## PROBLEM TO SOLVE
Restate the complete material exactly.

## MATERIALS PROVIDED
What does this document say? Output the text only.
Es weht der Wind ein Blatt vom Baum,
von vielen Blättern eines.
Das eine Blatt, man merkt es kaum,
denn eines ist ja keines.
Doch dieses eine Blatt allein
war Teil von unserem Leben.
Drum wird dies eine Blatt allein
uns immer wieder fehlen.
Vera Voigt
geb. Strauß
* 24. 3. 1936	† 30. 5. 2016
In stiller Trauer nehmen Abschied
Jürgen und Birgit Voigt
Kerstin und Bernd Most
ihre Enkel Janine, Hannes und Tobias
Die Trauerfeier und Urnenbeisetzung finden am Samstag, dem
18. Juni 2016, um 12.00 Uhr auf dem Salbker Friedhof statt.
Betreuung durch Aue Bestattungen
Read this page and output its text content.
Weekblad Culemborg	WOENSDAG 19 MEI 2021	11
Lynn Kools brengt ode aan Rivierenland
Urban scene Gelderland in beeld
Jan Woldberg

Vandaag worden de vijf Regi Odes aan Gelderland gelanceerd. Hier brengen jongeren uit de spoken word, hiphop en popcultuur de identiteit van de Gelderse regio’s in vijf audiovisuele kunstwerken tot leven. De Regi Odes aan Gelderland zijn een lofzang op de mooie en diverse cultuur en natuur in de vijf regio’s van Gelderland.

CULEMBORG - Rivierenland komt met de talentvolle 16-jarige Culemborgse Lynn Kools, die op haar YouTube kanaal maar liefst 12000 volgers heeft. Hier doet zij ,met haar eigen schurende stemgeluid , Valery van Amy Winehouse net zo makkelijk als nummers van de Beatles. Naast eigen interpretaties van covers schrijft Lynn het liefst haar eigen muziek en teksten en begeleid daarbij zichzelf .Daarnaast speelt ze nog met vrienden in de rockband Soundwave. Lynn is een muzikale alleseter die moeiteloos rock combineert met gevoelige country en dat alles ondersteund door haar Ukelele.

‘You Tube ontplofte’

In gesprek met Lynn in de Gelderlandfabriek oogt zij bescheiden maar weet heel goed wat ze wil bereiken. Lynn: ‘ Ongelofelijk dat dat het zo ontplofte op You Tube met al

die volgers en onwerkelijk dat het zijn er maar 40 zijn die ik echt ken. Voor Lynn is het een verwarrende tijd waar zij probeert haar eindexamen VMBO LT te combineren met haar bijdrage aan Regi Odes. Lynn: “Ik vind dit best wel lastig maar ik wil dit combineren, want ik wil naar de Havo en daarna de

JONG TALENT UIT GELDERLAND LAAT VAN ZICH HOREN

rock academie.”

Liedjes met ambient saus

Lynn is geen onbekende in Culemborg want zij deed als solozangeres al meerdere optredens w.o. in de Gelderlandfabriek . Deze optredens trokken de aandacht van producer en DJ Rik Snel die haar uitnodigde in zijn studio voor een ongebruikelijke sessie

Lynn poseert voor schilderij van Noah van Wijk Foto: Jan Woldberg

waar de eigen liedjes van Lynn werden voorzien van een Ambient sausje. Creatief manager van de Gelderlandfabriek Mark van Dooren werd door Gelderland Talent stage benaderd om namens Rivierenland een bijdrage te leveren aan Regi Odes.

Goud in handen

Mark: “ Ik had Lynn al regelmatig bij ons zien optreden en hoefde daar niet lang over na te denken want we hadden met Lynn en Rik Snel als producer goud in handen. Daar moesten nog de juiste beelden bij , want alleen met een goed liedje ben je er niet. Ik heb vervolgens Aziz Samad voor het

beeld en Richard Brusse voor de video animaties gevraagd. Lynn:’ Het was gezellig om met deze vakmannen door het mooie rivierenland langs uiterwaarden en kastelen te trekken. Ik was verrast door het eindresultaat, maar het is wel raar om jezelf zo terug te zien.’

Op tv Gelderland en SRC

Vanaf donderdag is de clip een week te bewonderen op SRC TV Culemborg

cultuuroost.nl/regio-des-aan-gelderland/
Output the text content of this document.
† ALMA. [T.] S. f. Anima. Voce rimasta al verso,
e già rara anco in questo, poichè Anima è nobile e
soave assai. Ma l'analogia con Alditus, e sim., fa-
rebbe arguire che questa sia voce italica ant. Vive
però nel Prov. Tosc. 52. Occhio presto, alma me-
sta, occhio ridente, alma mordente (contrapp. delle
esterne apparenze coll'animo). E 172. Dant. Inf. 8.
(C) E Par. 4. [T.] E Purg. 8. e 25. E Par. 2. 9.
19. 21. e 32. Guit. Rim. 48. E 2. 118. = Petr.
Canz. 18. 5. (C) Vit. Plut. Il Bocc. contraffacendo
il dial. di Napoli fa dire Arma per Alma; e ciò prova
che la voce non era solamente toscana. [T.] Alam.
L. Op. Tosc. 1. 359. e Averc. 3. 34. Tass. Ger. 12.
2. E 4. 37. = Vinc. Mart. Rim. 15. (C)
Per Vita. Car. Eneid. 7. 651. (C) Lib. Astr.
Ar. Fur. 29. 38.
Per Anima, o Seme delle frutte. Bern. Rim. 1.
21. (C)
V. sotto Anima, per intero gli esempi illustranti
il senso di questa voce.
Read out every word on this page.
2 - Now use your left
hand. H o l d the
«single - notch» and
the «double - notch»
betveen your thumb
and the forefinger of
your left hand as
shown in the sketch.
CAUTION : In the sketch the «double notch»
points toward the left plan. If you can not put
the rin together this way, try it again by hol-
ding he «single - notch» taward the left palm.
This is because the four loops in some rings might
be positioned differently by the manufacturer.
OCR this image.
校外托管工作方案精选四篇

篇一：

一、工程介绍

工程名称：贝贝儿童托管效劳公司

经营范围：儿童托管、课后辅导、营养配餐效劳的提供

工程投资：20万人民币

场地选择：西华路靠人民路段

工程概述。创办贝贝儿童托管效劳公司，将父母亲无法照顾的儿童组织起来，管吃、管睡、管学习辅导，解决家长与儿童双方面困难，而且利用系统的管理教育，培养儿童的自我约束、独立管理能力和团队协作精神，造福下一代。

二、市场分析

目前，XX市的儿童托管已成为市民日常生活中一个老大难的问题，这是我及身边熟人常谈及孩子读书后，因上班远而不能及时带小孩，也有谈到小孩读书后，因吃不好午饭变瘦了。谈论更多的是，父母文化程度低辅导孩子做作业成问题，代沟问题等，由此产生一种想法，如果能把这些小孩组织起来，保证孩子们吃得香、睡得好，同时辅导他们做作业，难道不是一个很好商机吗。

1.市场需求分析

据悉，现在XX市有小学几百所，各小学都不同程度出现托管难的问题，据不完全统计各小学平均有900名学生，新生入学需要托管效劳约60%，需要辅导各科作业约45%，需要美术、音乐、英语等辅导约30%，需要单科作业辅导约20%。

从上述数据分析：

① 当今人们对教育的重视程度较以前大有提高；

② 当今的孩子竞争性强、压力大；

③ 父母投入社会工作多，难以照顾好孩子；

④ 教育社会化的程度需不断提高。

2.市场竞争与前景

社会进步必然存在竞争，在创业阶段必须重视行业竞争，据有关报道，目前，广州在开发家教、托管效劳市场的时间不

## THE SOLUTION
What does this document say? Output the text only.
Es weht der Wind ein Blatt vom Baum,
von vielen Blättern eines.
Das eine Blatt, man merkt es kaum,
denn eines ist ja keines.
Doch dieses eine Blatt allein
war Teil von unserem Leben.
Drum wird dies eine Blatt allein
uns immer wieder fehlen.
Vera Voigt
geb. Strauß
* 24. 3. 1936	† 30. 5. 2016
In stiller Trauer nehmen Abschied
Jürgen und Birgit Voigt
Kerstin und Bernd Most
ihre Enkel Janine, Hannes und Tobias
Die Trauerfeier und Urnenbeisetzung finden am Samstag, dem
18. Juni 2016, um 12.00 Uhr auf dem Salbker Friedhof statt.
Betreuung durch Aue Bestattungen
Read this page and output its text content.
Weekblad Culemborg	WOENSDAG 19 MEI 2021	11
Lynn Kools brengt ode aan Rivierenland
Urban scene Gelderland in beeld
Jan Woldberg

Vandaag worden de vijf Regi Odes aan Gelderland gelanceerd. Hier brengen jongeren uit de spoken word, hiphop en popcultuur de identiteit van de Gelderse regio’s in vijf audiovisuele kunstwerken tot leven. De Regi Odes aan Gelderland zijn een lofzang op de mooie en diverse cultuur en natuur in de vijf regio’s van Gelderland.

CULEMBORG - Rivierenland komt met de talentvolle 16-jarige Culemborgse Lynn Kools, die op haar YouTube kanaal maar liefst 12000 volgers heeft. Hier doet zij ,met haar eigen schurende stemgeluid , Valery van Amy Winehouse net zo makkelijk als nummers van de Beatles. Naast eigen interpretaties van covers schrijft Lynn het liefst haar eigen muziek en teksten en begeleid daarbij zichzelf .Daarnaast speelt ze nog met vrienden in de rockband Soundwave. Lynn is een muzikale alleseter die moeiteloos rock combineert met gevoelige country en dat alles ondersteund door haar Ukelele.

‘You Tube ontplofte’

In gesprek met Lynn in de Gelderlandfabriek oogt zij bescheiden maar weet heel goed wat ze wil bereiken. Lynn: ‘ Ongelofelijk dat dat het zo ontplofte op You Tube met al

die volgers en onwerkelijk dat het zijn er maar 40 zijn die ik echt ken. Voor Lynn is het een verwarrende tijd waar zij probeert haar eindexamen VMBO LT te combineren met haar bijdrage aan Regi Odes. Lynn: “Ik vind dit best wel lastig maar ik wil dit combineren, want ik wil naar de Havo en daarna de

JONG TALENT UIT GELDERLAND LAAT VAN ZICH HOREN

rock academie.”

Liedjes met ambient saus

Lynn is geen onbekende in Culemborg want zij deed als solozangeres al meerdere optredens w.o. in de Gelderlandfabriek . Deze optredens trokken de aandacht van producer en DJ Rik Snel die haar uitnodigde in zijn studio voor een ongebruikelijke sessie

Lynn poseert voor schilderij van Noah van Wijk Foto: Jan Woldberg

waar de eigen liedjes van Lynn werden voorzien van een Ambient sausje. Creatief manager van de Gelderlandfabriek Mark van Dooren werd door Gelderland Talent stage benaderd om namens Rivierenland een bijdrage te leveren aan Regi Odes.

Goud in handen

Mark: “ Ik had Lynn al regelmatig bij ons zien optreden en hoefde daar niet lang over na te denken want we hadden met Lynn en Rik Snel als producer goud in handen. Daar moesten nog de juiste beelden bij , want alleen met een goed liedje ben je er niet. Ik heb vervolgens Aziz Samad voor het

beeld en Richard Brusse voor de video animaties gevraagd. Lynn:’ Het was gezellig om met deze vakmannen door het mooie rivierenland langs uiterwaarden en kastelen te trekken. Ik was verrast door het eindresultaat, maar het is wel raar om jezelf zo terug te zien.’

Op tv Gelderland en SRC

Vanaf donderdag is de clip een week te bewonderen op SRC TV Culemborg

cultuuroost.nl/regio-des-aan-gelderland/
Output the text content of this document.
† ALMA. [T.] S. f. Anima. Voce rimasta al verso,
e già rara anco in questo, poichè Anima è nobile e
soave assai. Ma l'analogia con Alditus, e sim., fa-
rebbe arguire che questa sia voce italica ant. Vive
però nel Prov. Tosc. 52. Occhio presto, alma me-
sta, occhio ridente, alma mordente (contrapp. delle
esterne apparenze coll'animo). E 172. Dant. Inf. 8.
(C) E Par. 4. [T.] E Purg. 8. e 25. E Par. 2. 9.
19. 21. e 32. Guit. Rim. 48. E 2. 118. = Petr.
Canz. 18. 5. (C) Vit. Plut. Il Bocc. contraffacendo
il dial. di Napoli fa dire Arma per Alma; e ciò prova
che la voce non era solamente toscana. [T.] Alam.
L. Op. Tosc. 1. 359. e Averc. 3. 34. Tass. Ger. 12.
2. E 4. 37. = Vinc. Mart. Rim. 15. (C)
Per Vita. Car. Eneid. 7. 651. (C) Lib. Astr.
Ar. Fur. 29. 38.
Per Anima, o Seme delle frutte. Bern. Rim. 1.
21. (C)
V. sotto Anima, per intero gli esempi illustranti
il senso di questa voce.
Read out every word on this page.
2 - Now use your left
hand. H o l d the
«single - notch» and
the «double - notch»
betveen your thumb
and the forefinger of
your left hand as
shown in the sketch.
CAUTION : In the sketch the «double notch»
points toward the left plan. If you can not put
the rin together this way, try it again by hol-
ding he «single - notch» taward the left palm.
This is because the four loops in some rings might
be positioned differently by the manufacturer.
OCR this image.
校外托管工作方案精选四篇

篇一：

一、工程介绍

工程名称：贝贝儿童托管效劳公司

经营范围：儿童托管、课后辅导、营养配餐效劳的提供

工程投资：20万人民币

场地选择：西华路靠人民路段

工程概述。创办贝贝儿童托管效劳公司，将父母亲无法照顾的儿童组织起来，管吃、管睡、管学习辅导，解决家长与儿童双方面困难，而且利用系统的管理教育，培养儿童的自我约束、独立管理能力和团队协作精神，造福下一代。

二、市场分析

目前，XX市的儿童托管已成为市民日常生活中一个老大难的问题，这是我及身边熟人常谈及孩子读书后，因上班远而不能及时带小孩，也有谈到小孩读书后，因吃不好午饭变瘦了。谈论更多的是，父母文化程度低辅导孩子做作业成问题，代沟问题等，由此产生一种想法，如果能把这些小孩组织起来，保证孩子们吃得香、睡得好，同时辅导他们做作业，难道不是一个很好商机吗。

1.市场需求分析

据悉，现在XX市有小学几百所，各小学都不同程度出现托管难的问题，据不完全统计各小学平均有900名学生，新生入学需要托管效劳约60%，需要辅导各科作业约45%，需要美术、音乐、英语等辅导约30%，需要单科作业辅导约20%。

从上述数据分析：

① 当今人们对教育的重视程度较以前大有提高；

② 当今的孩子竞争性强、压力大；

③ 父母投入社会工作多，难以照顾好孩子；

④ 教育社会化的程度需不断提高。

2.市场竞争与前景

社会进步必然存在竞争，在创业阶段必须重视行业竞争，据有关报道，目前，广州在开发家教、托管效劳市场的时间不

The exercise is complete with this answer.